[Stored items from a collection]
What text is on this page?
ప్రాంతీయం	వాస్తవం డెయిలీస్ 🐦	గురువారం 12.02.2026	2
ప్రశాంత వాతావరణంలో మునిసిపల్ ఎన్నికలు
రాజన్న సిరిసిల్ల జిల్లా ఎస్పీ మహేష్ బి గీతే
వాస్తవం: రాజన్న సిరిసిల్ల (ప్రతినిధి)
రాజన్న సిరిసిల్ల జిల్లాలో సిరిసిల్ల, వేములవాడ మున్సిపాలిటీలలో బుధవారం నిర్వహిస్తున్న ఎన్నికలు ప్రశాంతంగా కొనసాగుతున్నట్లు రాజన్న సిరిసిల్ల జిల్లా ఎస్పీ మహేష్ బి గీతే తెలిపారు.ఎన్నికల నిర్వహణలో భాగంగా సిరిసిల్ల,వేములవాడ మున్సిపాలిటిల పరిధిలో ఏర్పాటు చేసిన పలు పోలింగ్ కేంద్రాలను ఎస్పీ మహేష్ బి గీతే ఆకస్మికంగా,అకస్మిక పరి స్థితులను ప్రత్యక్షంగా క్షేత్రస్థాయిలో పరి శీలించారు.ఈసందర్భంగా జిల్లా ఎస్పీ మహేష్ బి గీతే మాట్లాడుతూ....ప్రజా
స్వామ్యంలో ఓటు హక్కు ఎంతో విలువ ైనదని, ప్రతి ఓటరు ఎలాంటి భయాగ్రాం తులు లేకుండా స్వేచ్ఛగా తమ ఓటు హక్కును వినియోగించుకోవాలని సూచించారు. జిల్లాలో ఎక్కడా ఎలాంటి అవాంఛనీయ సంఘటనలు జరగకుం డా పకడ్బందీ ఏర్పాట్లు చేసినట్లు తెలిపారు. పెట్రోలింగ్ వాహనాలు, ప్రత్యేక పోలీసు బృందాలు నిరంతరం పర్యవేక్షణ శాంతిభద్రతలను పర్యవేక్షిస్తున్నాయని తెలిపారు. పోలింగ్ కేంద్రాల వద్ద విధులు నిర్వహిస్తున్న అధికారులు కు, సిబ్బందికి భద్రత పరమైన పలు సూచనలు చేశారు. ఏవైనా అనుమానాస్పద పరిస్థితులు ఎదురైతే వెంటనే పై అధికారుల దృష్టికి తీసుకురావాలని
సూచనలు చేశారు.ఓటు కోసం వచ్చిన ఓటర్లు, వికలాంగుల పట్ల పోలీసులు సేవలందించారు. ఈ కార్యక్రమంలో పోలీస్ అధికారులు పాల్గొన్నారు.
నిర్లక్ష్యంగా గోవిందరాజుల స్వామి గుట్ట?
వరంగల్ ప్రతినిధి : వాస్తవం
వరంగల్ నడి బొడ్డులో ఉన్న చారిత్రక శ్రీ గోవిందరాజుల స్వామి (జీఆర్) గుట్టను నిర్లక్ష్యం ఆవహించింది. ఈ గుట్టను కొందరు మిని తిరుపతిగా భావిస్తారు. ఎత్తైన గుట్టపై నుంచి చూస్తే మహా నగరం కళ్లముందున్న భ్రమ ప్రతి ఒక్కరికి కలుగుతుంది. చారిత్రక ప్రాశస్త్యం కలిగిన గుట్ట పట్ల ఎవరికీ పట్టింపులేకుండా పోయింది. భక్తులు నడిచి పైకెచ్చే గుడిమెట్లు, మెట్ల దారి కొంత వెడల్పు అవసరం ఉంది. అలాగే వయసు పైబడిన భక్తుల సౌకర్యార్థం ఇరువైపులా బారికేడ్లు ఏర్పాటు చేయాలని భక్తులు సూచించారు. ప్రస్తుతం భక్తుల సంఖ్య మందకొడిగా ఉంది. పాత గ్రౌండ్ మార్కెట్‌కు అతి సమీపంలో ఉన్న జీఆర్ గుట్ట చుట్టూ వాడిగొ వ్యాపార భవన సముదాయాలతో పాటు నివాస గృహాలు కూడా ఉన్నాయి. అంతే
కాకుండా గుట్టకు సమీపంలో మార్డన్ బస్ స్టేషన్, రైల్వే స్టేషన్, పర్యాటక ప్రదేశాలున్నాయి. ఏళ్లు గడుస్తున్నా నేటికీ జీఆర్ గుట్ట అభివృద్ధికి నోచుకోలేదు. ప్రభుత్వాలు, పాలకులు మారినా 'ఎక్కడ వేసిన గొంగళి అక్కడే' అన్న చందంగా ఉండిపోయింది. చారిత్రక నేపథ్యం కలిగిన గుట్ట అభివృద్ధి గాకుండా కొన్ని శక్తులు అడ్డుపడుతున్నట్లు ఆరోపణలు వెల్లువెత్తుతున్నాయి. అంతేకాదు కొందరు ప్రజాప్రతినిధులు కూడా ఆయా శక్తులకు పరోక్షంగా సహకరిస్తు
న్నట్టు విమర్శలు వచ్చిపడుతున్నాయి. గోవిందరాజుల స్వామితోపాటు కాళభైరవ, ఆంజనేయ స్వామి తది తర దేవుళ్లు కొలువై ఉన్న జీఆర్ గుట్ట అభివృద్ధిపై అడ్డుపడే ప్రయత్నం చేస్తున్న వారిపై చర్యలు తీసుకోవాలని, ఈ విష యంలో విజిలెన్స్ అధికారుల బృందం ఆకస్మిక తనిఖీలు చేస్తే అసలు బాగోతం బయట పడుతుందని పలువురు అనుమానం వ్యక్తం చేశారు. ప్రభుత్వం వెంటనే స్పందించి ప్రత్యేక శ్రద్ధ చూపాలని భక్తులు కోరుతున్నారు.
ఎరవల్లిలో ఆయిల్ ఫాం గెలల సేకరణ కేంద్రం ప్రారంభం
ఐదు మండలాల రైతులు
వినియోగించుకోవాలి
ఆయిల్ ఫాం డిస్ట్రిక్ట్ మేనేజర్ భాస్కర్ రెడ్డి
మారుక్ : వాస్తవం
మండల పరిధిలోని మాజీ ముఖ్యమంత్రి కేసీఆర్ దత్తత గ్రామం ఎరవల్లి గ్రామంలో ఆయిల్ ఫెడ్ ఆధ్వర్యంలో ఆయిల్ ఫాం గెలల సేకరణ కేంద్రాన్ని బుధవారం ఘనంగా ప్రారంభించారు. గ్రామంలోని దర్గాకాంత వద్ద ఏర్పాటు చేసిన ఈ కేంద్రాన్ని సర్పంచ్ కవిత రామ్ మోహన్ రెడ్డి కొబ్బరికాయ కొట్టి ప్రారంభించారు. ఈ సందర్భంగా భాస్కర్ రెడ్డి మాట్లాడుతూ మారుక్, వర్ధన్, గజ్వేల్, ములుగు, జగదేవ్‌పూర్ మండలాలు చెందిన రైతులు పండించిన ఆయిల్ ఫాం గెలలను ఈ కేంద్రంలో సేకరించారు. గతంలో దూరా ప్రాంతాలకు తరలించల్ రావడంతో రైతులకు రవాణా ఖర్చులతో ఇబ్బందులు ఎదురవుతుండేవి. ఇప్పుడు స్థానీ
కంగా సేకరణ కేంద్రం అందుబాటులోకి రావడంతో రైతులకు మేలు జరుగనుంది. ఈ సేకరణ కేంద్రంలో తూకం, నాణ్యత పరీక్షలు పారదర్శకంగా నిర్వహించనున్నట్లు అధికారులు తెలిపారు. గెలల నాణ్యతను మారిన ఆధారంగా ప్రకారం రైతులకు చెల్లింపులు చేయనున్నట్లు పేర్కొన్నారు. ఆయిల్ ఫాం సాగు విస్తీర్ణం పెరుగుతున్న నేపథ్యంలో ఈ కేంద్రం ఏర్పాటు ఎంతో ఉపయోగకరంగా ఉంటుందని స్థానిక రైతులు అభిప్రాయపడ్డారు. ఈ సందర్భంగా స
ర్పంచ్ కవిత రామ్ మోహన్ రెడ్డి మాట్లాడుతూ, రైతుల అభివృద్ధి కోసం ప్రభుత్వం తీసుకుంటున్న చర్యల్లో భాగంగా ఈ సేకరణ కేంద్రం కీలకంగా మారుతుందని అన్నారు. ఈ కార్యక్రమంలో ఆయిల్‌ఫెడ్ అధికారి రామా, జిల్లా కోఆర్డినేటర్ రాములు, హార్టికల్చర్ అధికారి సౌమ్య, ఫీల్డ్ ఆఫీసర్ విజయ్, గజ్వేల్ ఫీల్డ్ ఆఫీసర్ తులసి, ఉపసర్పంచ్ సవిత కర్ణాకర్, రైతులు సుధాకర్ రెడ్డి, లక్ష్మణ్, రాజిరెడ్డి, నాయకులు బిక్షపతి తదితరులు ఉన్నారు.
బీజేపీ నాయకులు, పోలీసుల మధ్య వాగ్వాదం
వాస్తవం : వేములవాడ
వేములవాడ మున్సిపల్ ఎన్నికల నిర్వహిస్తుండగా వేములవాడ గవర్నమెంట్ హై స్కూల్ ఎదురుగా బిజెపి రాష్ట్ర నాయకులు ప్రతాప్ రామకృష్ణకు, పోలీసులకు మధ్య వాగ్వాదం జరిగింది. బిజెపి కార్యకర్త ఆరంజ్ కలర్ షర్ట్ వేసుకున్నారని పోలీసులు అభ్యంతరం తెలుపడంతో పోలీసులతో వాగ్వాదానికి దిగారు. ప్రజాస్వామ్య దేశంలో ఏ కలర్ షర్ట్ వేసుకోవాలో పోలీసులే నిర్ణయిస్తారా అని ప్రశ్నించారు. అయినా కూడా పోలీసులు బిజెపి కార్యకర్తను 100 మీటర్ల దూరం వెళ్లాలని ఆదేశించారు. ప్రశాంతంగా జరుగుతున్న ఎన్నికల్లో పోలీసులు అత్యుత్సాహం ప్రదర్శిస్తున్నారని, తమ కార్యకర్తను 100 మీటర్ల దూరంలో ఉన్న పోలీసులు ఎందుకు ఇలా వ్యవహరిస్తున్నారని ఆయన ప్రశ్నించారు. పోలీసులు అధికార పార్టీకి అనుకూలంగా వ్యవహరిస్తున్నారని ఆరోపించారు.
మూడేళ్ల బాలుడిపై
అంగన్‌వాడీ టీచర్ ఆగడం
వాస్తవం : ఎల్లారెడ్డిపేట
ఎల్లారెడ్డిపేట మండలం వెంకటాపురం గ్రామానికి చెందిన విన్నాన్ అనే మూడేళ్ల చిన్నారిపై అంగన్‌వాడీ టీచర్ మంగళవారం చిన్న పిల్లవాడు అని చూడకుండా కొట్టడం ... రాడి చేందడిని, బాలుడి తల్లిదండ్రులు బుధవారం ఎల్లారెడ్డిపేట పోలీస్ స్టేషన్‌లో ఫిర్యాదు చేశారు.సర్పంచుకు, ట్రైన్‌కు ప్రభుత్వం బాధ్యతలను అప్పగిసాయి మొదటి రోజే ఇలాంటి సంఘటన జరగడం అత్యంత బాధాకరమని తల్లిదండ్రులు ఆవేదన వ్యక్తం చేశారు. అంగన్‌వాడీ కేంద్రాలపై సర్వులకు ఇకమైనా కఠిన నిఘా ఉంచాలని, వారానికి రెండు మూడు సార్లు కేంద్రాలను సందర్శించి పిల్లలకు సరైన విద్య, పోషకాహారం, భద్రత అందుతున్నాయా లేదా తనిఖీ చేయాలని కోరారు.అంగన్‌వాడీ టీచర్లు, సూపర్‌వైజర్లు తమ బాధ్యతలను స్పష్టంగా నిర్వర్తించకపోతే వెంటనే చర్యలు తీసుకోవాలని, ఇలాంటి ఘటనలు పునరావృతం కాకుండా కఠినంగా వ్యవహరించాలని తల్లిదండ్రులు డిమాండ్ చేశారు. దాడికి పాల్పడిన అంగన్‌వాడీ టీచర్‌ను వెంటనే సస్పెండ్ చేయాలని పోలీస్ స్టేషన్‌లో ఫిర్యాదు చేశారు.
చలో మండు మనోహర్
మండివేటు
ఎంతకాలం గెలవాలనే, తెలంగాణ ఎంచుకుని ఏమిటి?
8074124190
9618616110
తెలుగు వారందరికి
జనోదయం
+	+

• WHAT THE TASK ASKS: What is the number of lines in the data that hold the word "ఎరవల"? Reply with that number and nothing else.

• TASK RESPONSE: 2